>> begin

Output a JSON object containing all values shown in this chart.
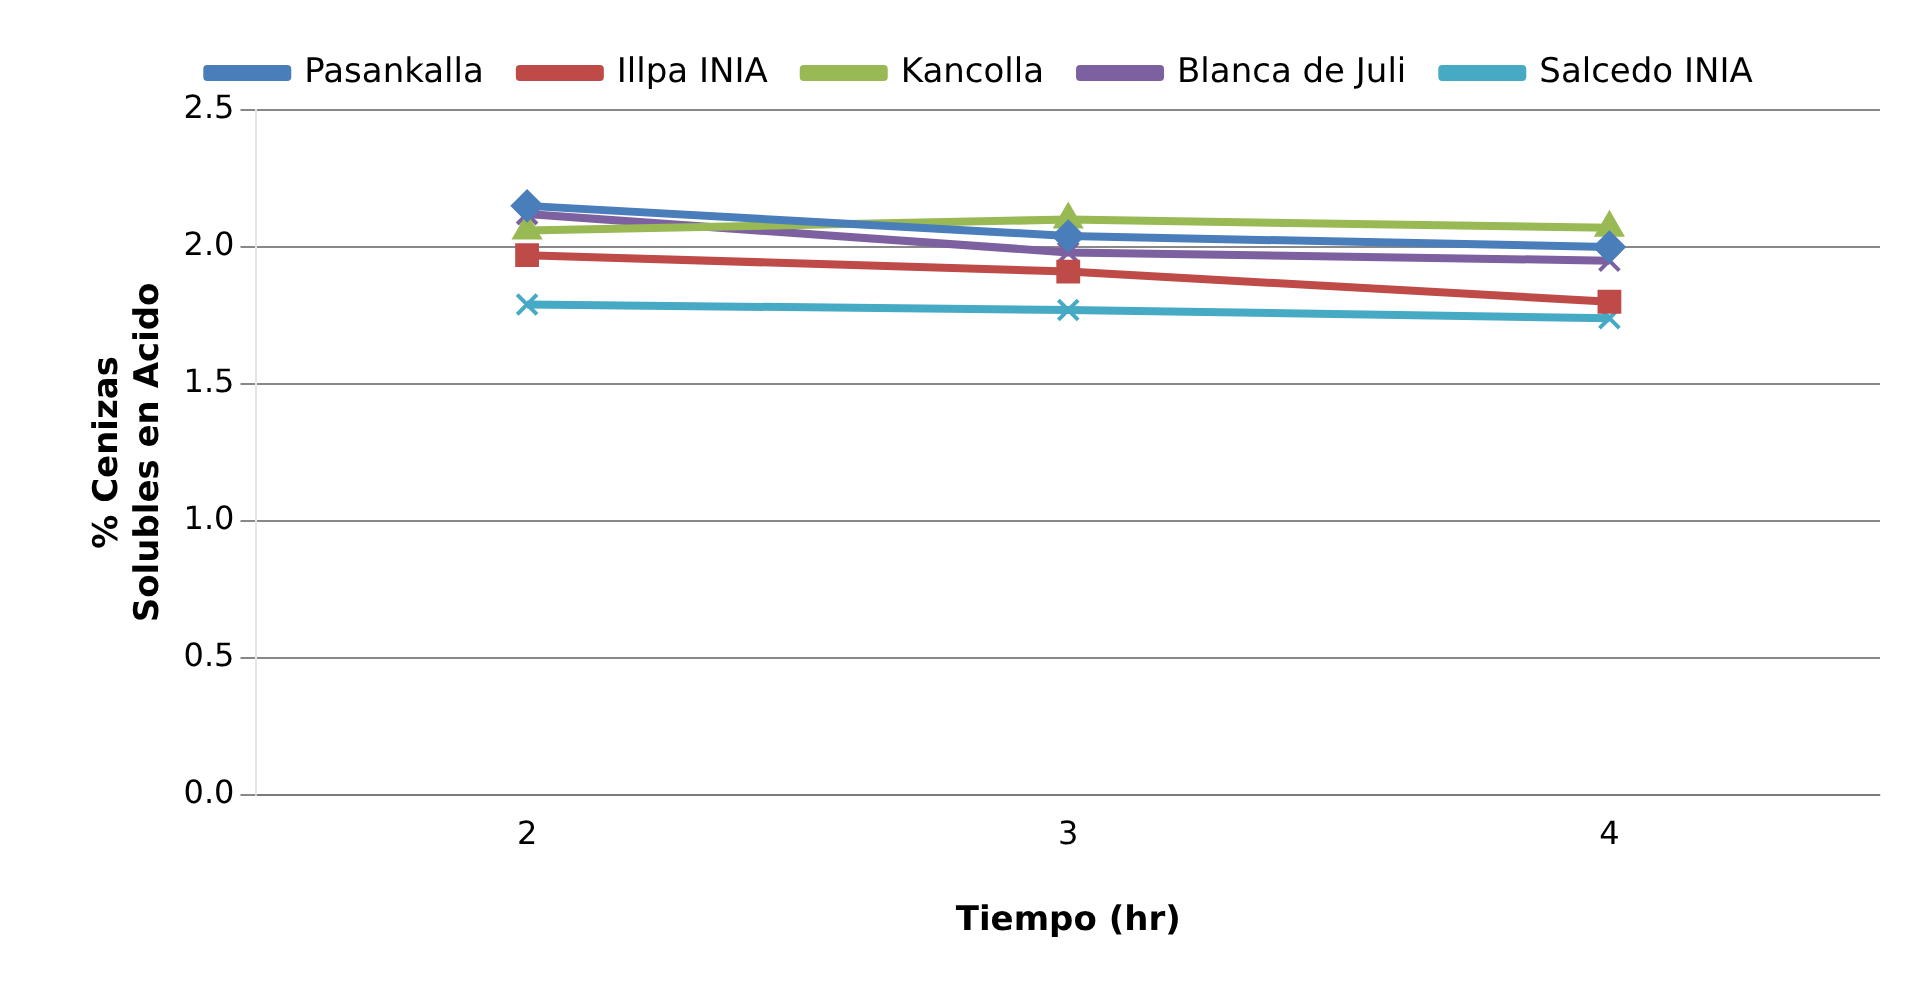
{
  "chart_data": {
    "type": "line",
    "xlabel": "Tiempo (hr)",
    "ylabel": "% Cenizas\nSolubles en Acido",
    "categories": [
      "2",
      "3",
      "4"
    ],
    "series": [
      {
        "name": "Pasankalla",
        "color": "#4a7ebb",
        "marker": "diamond",
        "values": [
          2.15,
          2.04,
          2.0
        ]
      },
      {
        "name": "Illpa INIA",
        "color": "#be4b48",
        "marker": "square",
        "values": [
          1.97,
          1.91,
          1.8
        ]
      },
      {
        "name": "Kancolla",
        "color": "#98b954",
        "marker": "triangle",
        "values": [
          2.06,
          2.1,
          2.07
        ]
      },
      {
        "name": "Blanca de Juli",
        "color": "#7d60a0",
        "marker": "cross",
        "values": [
          2.12,
          1.98,
          1.95
        ]
      },
      {
        "name": "Salcedo INIA",
        "color": "#46aac5",
        "marker": "cross",
        "values": [
          1.79,
          1.77,
          1.74
        ]
      }
    ],
    "ylim": [
      0,
      2.5
    ],
    "yticks": [
      {
        "value": 0,
        "label": "0.0"
      },
      0.5,
      {
        "value": 1,
        "label": "1.0"
      },
      1.5,
      {
        "value": 2,
        "label": "2.0"
      },
      2.5
    ],
    "grid": "y",
    "legend": "top"
  }
}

>> end

▶ **TO BE DONE**: Pictures in the records above are left out; print everything else exactly as written.

▶ **THE ANSWER**:
Output a JSON object containing all values shown in this chart.
{
  "chart_data": {
    "type": "line",
    "xlabel": "Tiempo (hr)",
    "ylabel": "% Cenizas\nSolubles en Acido",
    "categories": [
      "2",
      "3",
      "4"
    ],
    "series": [
      {
        "name": "Pasankalla",
        "color": "#4a7ebb",
        "marker": "diamond",
        "values": [
          2.15,
          2.04,
          2.0
        ]
      },
      {
        "name": "Illpa INIA",
        "color": "#be4b48",
        "marker": "square",
        "values": [
          1.97,
          1.91,
          1.8
        ]
      },
      {
        "name": "Kancolla",
        "color": "#98b954",
        "marker": "triangle",
        "values": [
          2.06,
          2.1,
          2.07
        ]
      },
      {
        "name": "Blanca de Juli",
        "color": "#7d60a0",
        "marker": "cross",
        "values": [
          2.12,
          1.98,
          1.95
        ]
      },
      {
        "name": "Salcedo INIA",
        "color": "#46aac5",
        "marker": "cross",
        "values": [
          1.79,
          1.77,
          1.74
        ]
      }
    ],
    "ylim": [
      0,
      2.5
    ],
    "yticks": [
      {
        "value": 0,
        "label": "0.0"
      },
      0.5,
      {
        "value": 1,
        "label": "1.0"
      },
      1.5,
      {
        "value": 2,
        "label": "2.0"
      },
      2.5
    ],
    "grid": "y",
    "legend": "top"
  }
}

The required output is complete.